-- Start Records to process --
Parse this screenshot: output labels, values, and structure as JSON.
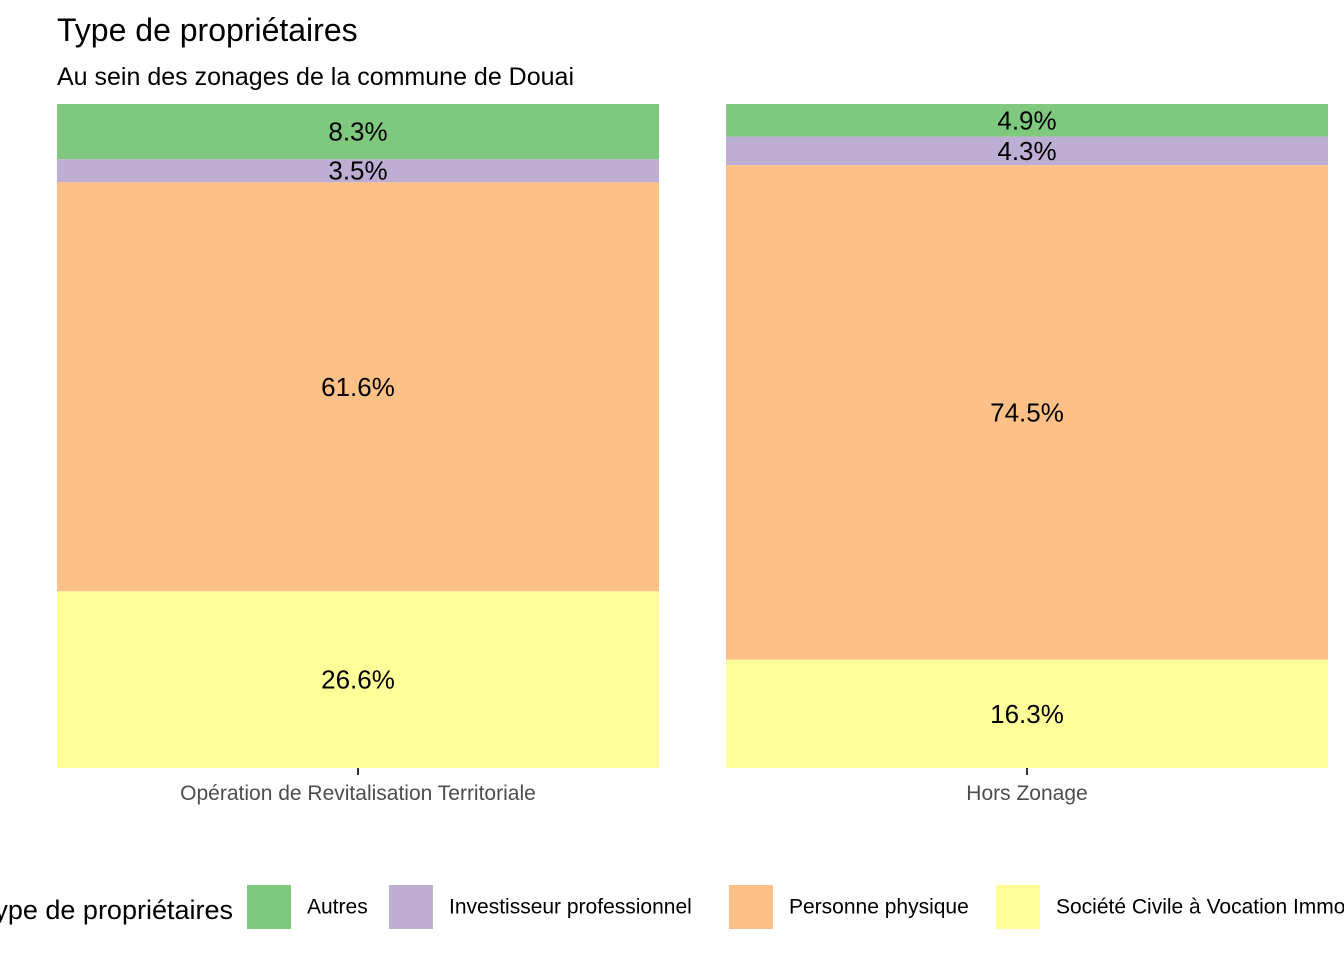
{
  "chart_data": {
    "type": "bar",
    "stacked": true,
    "title": "Type de propriétaires",
    "subtitle": "Au sein des zonages de la commune de Douai",
    "xlabel": "",
    "ylabel": "",
    "categories": [
      "Opération de Revitalisation Territoriale",
      "Hors Zonage"
    ],
    "series": [
      {
        "name": "Autres",
        "color": "#7fc97f",
        "values": [
          8.3,
          4.9
        ]
      },
      {
        "name": "Investisseur professionnel",
        "color": "#beaed4",
        "values": [
          3.5,
          4.3
        ]
      },
      {
        "name": "Personne physique",
        "color": "#fdc086",
        "values": [
          61.6,
          74.5
        ]
      },
      {
        "name": "Société Civile à Vocation Immobilière",
        "color": "#ffff99",
        "values": [
          26.6,
          16.3
        ]
      }
    ],
    "value_labels": [
      [
        "8.3%",
        "4.9%"
      ],
      [
        "3.5%",
        "4.3%"
      ],
      [
        "61.6%",
        "74.5%"
      ],
      [
        "26.6%",
        "16.3%"
      ]
    ],
    "ylim": [
      0,
      100
    ],
    "grid": false,
    "legend": {
      "title": "Type de propriétaires",
      "position": "bottom"
    }
  }
}
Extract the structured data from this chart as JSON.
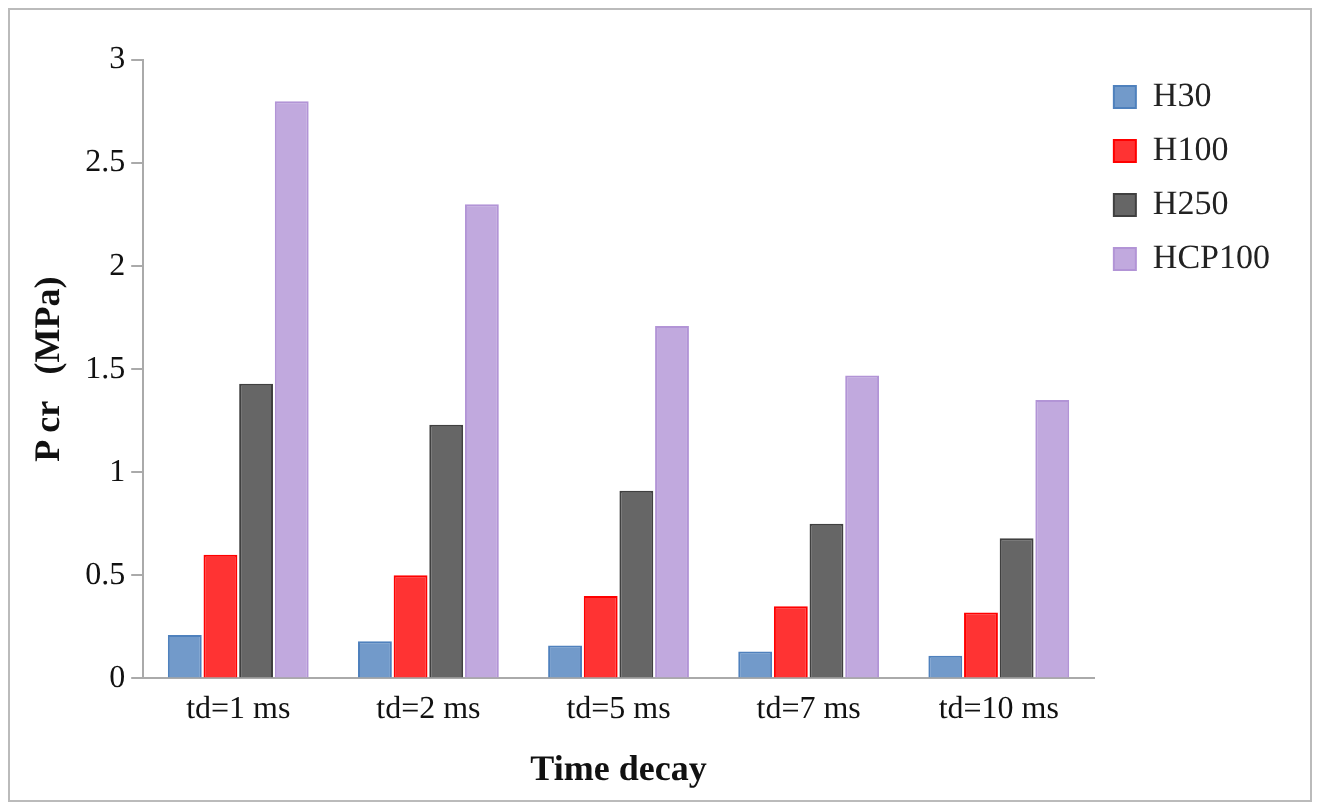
{
  "chart_data": {
    "type": "bar",
    "xlabel": "Time decay",
    "ylabel": "P cr   (MPa)",
    "categories": [
      "td=1 ms",
      "td=2 ms",
      "td=5 ms",
      "td=7 ms",
      "td=10 ms"
    ],
    "series": [
      {
        "name": "H30",
        "color": "#4f81bd",
        "values": [
          0.21,
          0.18,
          0.16,
          0.13,
          0.11
        ]
      },
      {
        "name": "H100",
        "color": "#ff0000",
        "values": [
          0.6,
          0.5,
          0.4,
          0.35,
          0.32
        ]
      },
      {
        "name": "H250",
        "color": "#404040",
        "values": [
          1.43,
          1.23,
          0.91,
          0.75,
          0.68
        ]
      },
      {
        "name": "HCP100",
        "color": "#b294d6",
        "values": [
          2.8,
          2.3,
          1.71,
          1.47,
          1.35
        ]
      }
    ],
    "ylim": [
      0,
      3
    ],
    "yticks": [
      0,
      {
        "value": 0.5,
        "label": "0.5"
      },
      1,
      {
        "value": 1.5,
        "label": "1.5"
      },
      2,
      {
        "value": 2.5,
        "label": "2.5"
      },
      3
    ],
    "grid": false,
    "legend": "top right"
  }
}
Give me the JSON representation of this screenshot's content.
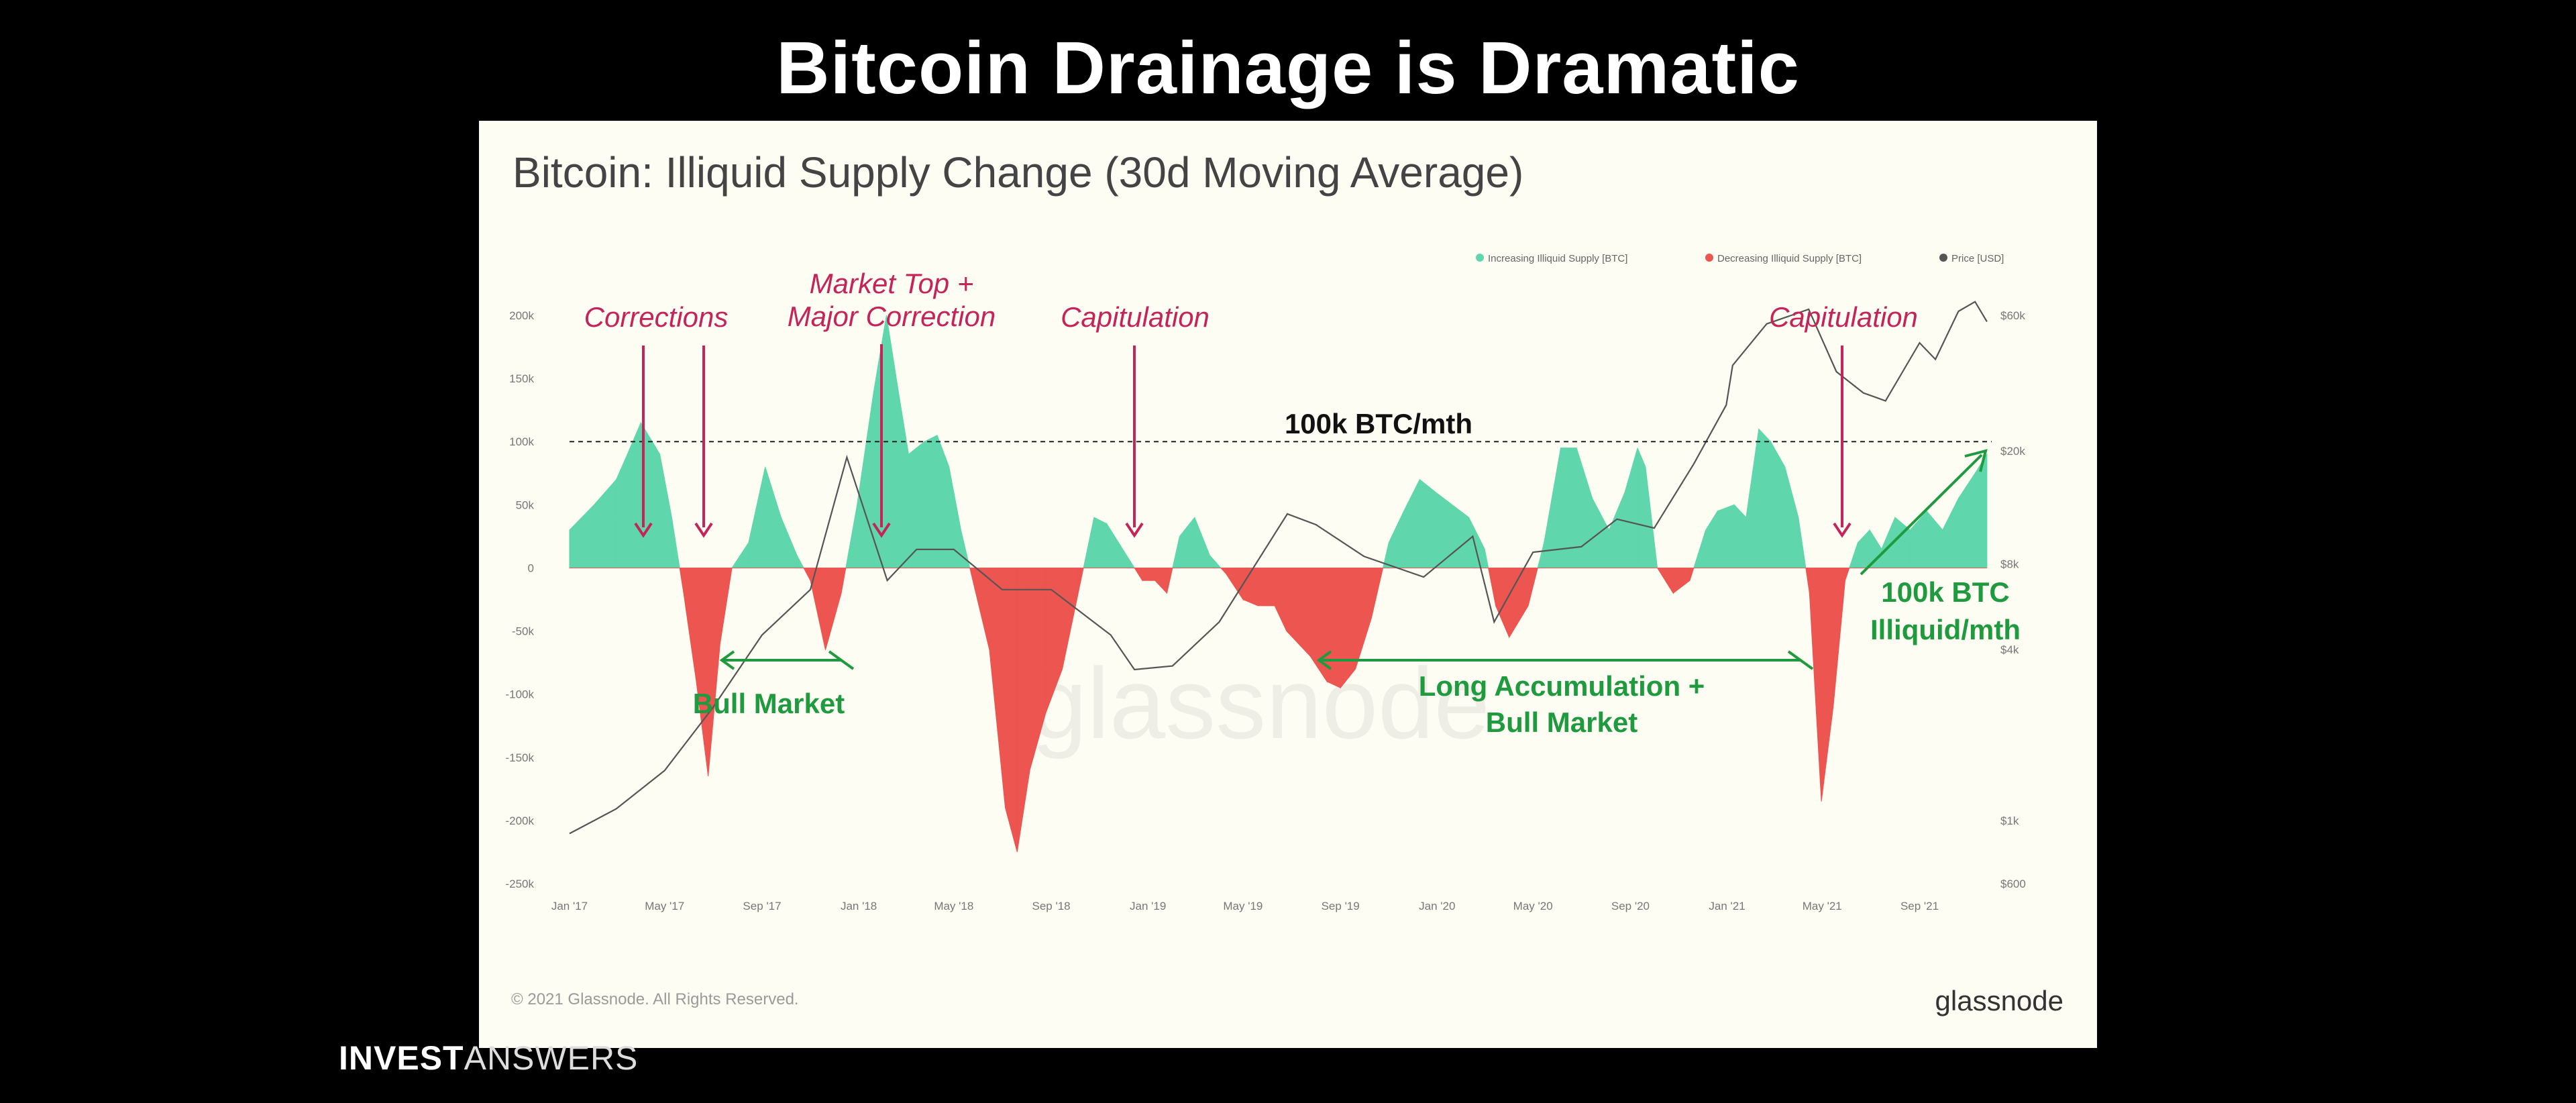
{
  "slide": {
    "title": "Bitcoin Drainage is Dramatic",
    "footer_brand_bold": "INVEST",
    "footer_brand_light": "ANSWERS"
  },
  "card": {
    "chart_title": "Bitcoin: Illiquid Supply Change (30d Moving Average)",
    "copyright": "© 2021 Glassnode. All Rights Reserved.",
    "brand": "glassnode",
    "watermark": "glassnode"
  },
  "colors": {
    "increasing": "#5fd6ac",
    "decreasing": "#ec5550",
    "price": "#555555",
    "annotation_red": "#c5245a",
    "annotation_green": "#1f9a3e"
  },
  "annotations": [
    {
      "text": "Corrections",
      "color": "red"
    },
    {
      "text": "Market Top +",
      "color": "red"
    },
    {
      "text": "Major Correction",
      "color": "red"
    },
    {
      "text": "Capitulation",
      "color": "red"
    },
    {
      "text": "Capitulation",
      "color": "red"
    },
    {
      "text": "100k BTC/mth",
      "color": "black"
    },
    {
      "text": "Bull Market",
      "color": "green"
    },
    {
      "text": "Long Accumulation +",
      "color": "green"
    },
    {
      "text": "Bull Market",
      "color": "green"
    },
    {
      "text": "100k BTC",
      "color": "green"
    },
    {
      "text": "Illiquid/mth",
      "color": "green"
    }
  ],
  "chart_data": {
    "type": "area",
    "title": "Bitcoin: Illiquid Supply Change (30d Moving Average)",
    "x_ticks": [
      "Jan '17",
      "May '17",
      "Sep '17",
      "Jan '18",
      "May '18",
      "Sep '18",
      "Jan '19",
      "May '19",
      "Sep '19",
      "Jan '20",
      "May '20",
      "Sep '20",
      "Jan '21",
      "May '21",
      "Sep '21"
    ],
    "y_left_ticks": [
      "200k",
      "150k",
      "100k",
      "50k",
      "0",
      "-50k",
      "-100k",
      "-150k",
      "-200k",
      "-250k"
    ],
    "y_left_range": [
      -250000,
      200000
    ],
    "y_right_ticks": [
      "$60k",
      "$20k",
      "$8k",
      "$4k",
      "$1k",
      "$600"
    ],
    "y_right_scale": "log",
    "reference_line": {
      "value": 100000,
      "style": "dashed"
    },
    "legend": [
      "Increasing Illiquid Supply [BTC]",
      "Decreasing Illiquid Supply [BTC]",
      "Price [USD]"
    ],
    "legend_position": "top-right",
    "grid": false,
    "supply_change": {
      "unit": "BTC",
      "x": [
        "2017-01-01",
        "2017-02-01",
        "2017-03-01",
        "2017-03-15",
        "2017-04-01",
        "2017-04-25",
        "2017-05-10",
        "2017-05-25",
        "2017-06-10",
        "2017-06-25",
        "2017-07-10",
        "2017-07-25",
        "2017-08-15",
        "2017-09-05",
        "2017-09-25",
        "2017-10-15",
        "2017-11-01",
        "2017-11-20",
        "2017-12-10",
        "2017-12-30",
        "2018-01-20",
        "2018-02-05",
        "2018-02-20",
        "2018-03-05",
        "2018-03-25",
        "2018-04-10",
        "2018-04-25",
        "2018-05-10",
        "2018-05-25",
        "2018-06-15",
        "2018-07-05",
        "2018-07-20",
        "2018-08-05",
        "2018-08-25",
        "2018-09-15",
        "2018-10-05",
        "2018-10-25",
        "2018-11-10",
        "2018-11-25",
        "2018-12-10",
        "2018-12-25",
        "2019-01-10",
        "2019-01-25",
        "2019-02-10",
        "2019-03-01",
        "2019-03-20",
        "2019-04-10",
        "2019-05-01",
        "2019-05-20",
        "2019-06-10",
        "2019-06-25",
        "2019-07-10",
        "2019-07-25",
        "2019-08-15",
        "2019-09-01",
        "2019-09-20",
        "2019-10-10",
        "2019-11-01",
        "2019-11-20",
        "2019-12-10",
        "2019-12-30",
        "2020-01-20",
        "2020-02-10",
        "2020-03-01",
        "2020-03-15",
        "2020-04-01",
        "2020-04-25",
        "2020-05-15",
        "2020-06-05",
        "2020-06-25",
        "2020-07-15",
        "2020-08-05",
        "2020-08-25",
        "2020-09-10",
        "2020-09-20",
        "2020-10-05",
        "2020-10-25",
        "2020-11-15",
        "2020-12-05",
        "2020-12-20",
        "2021-01-10",
        "2021-01-25",
        "2021-02-10",
        "2021-02-25",
        "2021-03-15",
        "2021-04-01",
        "2021-04-15",
        "2021-04-30",
        "2021-05-15",
        "2021-05-30",
        "2021-06-15",
        "2021-06-30",
        "2021-07-15",
        "2021-08-01",
        "2021-08-20",
        "2021-09-10",
        "2021-09-30",
        "2021-10-20",
        "2021-11-10",
        "2021-11-25"
      ],
      "values": [
        30000,
        50000,
        70000,
        90000,
        115000,
        90000,
        40000,
        -20000,
        -90000,
        -165000,
        -60000,
        0,
        20000,
        80000,
        40000,
        10000,
        -10000,
        -65000,
        -20000,
        50000,
        140000,
        200000,
        140000,
        90000,
        100000,
        105000,
        80000,
        30000,
        -10000,
        -65000,
        -190000,
        -225000,
        -160000,
        -115000,
        -80000,
        -20000,
        40000,
        35000,
        20000,
        5000,
        -10000,
        -10000,
        -20000,
        25000,
        40000,
        10000,
        -5000,
        -25000,
        -30000,
        -30000,
        -50000,
        -60000,
        -70000,
        -90000,
        -95000,
        -80000,
        -40000,
        20000,
        45000,
        70000,
        60000,
        50000,
        40000,
        15000,
        -30000,
        -55000,
        -30000,
        20000,
        95000,
        95000,
        55000,
        30000,
        60000,
        95000,
        80000,
        0,
        -20000,
        -10000,
        30000,
        45000,
        50000,
        40000,
        110000,
        100000,
        80000,
        40000,
        -20000,
        -185000,
        -110000,
        -10000,
        20000,
        30000,
        15000,
        40000,
        30000,
        45000,
        30000,
        55000,
        75000,
        90000
      ]
    },
    "price": {
      "unit": "USD",
      "x": [
        "2017-01-01",
        "2017-03-01",
        "2017-05-01",
        "2017-07-01",
        "2017-09-01",
        "2017-11-01",
        "2017-12-17",
        "2018-02-06",
        "2018-03-15",
        "2018-05-01",
        "2018-07-01",
        "2018-09-01",
        "2018-11-15",
        "2018-12-15",
        "2019-02-01",
        "2019-04-01",
        "2019-06-26",
        "2019-08-01",
        "2019-10-01",
        "2019-12-15",
        "2020-02-15",
        "2020-03-13",
        "2020-05-01",
        "2020-07-01",
        "2020-08-15",
        "2020-10-01",
        "2020-11-20",
        "2020-12-31",
        "2021-01-08",
        "2021-02-20",
        "2021-04-14",
        "2021-05-19",
        "2021-06-22",
        "2021-07-20",
        "2021-09-01",
        "2021-09-21",
        "2021-10-20",
        "2021-11-10",
        "2021-11-25"
      ],
      "values": [
        900,
        1100,
        1500,
        2500,
        4500,
        6500,
        19000,
        7000,
        9000,
        9000,
        6500,
        6500,
        4500,
        3400,
        3500,
        5000,
        12000,
        11000,
        8500,
        7200,
        10000,
        5000,
        8800,
        9200,
        11500,
        10700,
        18000,
        29000,
        40000,
        56000,
        63000,
        38000,
        32000,
        30000,
        48000,
        42000,
        62000,
        67000,
        57000
      ]
    }
  }
}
-- End Records to process --
Instructions to follow>
Which lines contain "this"? Show each of them.

The answer>
Parse this screenshot: output labels, values, and structure as JSON.
Extract the structured data from this chart as JSON.
Give me the JSON representation of this screenshot's content.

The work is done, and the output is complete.